Do this: Locate all lines with the word "tremolo". Copy them.

Input for this task:
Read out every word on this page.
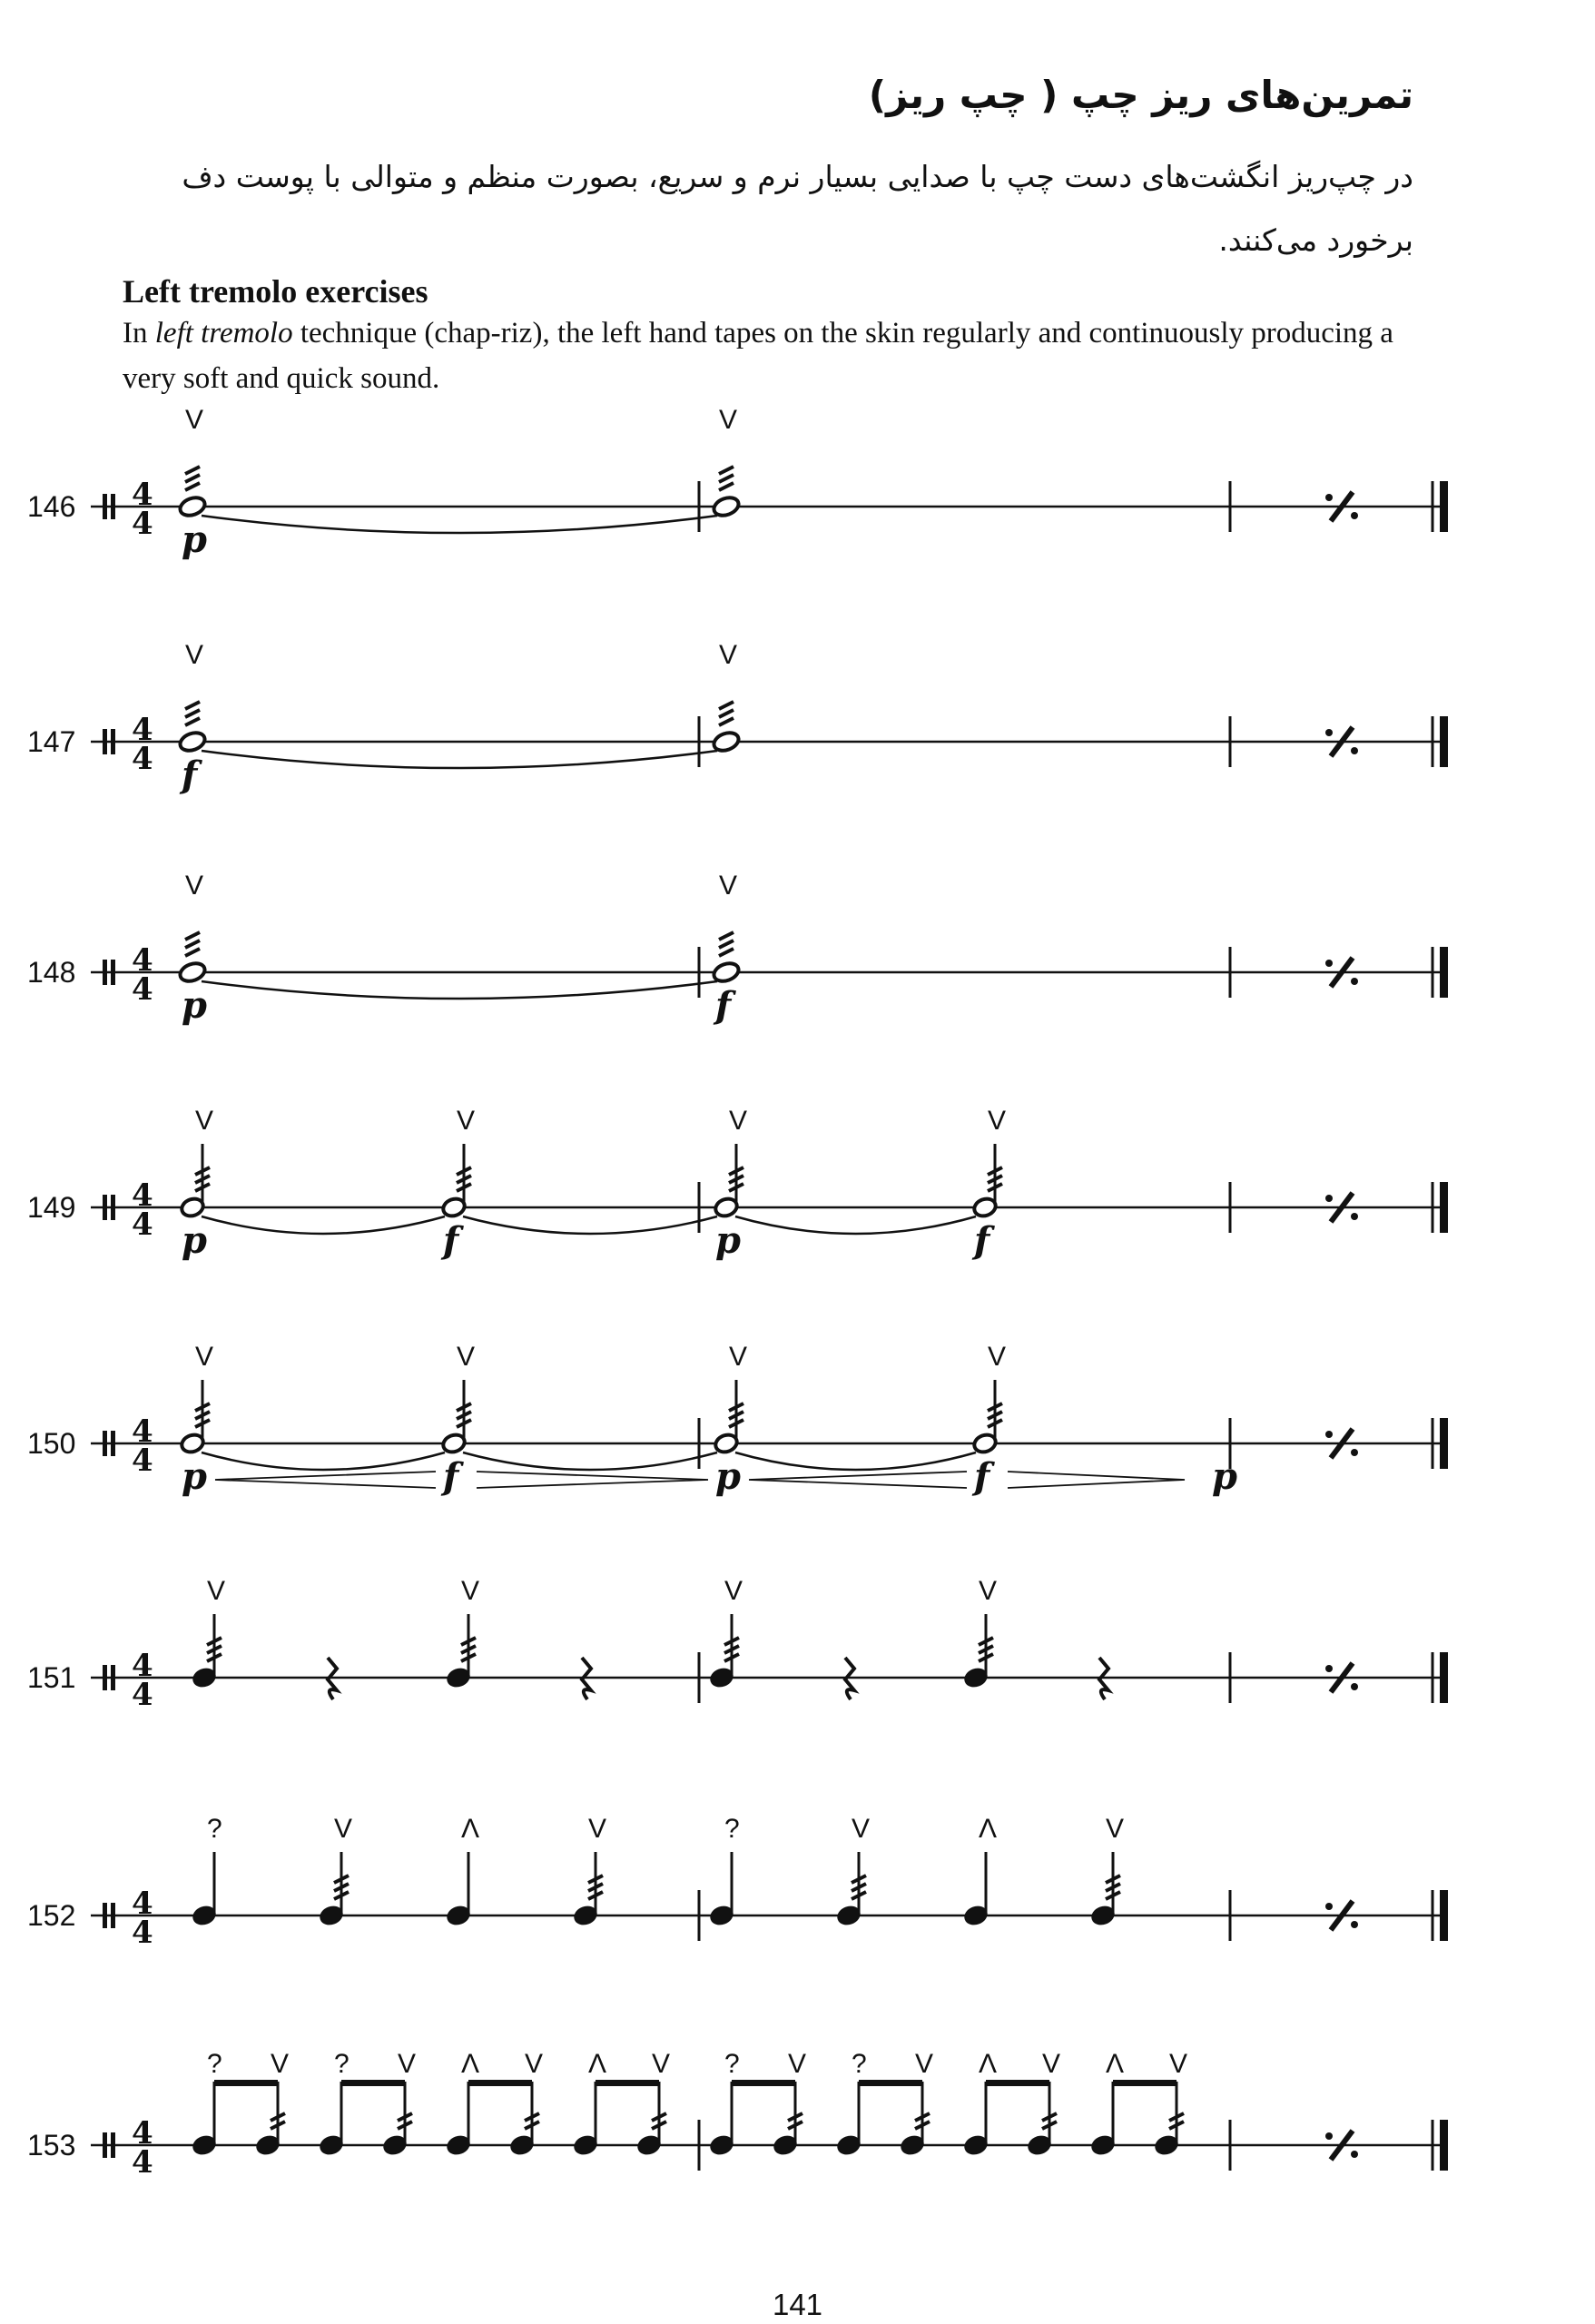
تمرین‌های ریز چپ ( چپ ریز)

در چپ‌ریز انگشت‌های دست چپ با صدایی بسیار نرم و سریع، بصورت منظم و متوالی با پوست دف برخورد می‌کنند.

Left tremolo exercises

In left tremolo technique (chap-riz), the left hand tapes on the skin regularly and continuously producing a very soft and quick sound.

146 4
4
V
p
V
147 4
4
V
f
V
148 4
4
V
p
V
f
149 4
4
V
p
V
f
V
p
V
f
150 4
4
V
p
V
f
V
p
V
f	p
151 4
4
V	V	V	V
152 4
4
?	V	Λ	V	?	V	Λ	V
153 4
4
? V ? V Λ V Λ V ? V ? V Λ V Λ V

141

Task answer:
Left tremolo exercises
In left tremolo technique (chap-riz), the left hand tapes on the skin regularly and continuously producing a very soft and quick sound.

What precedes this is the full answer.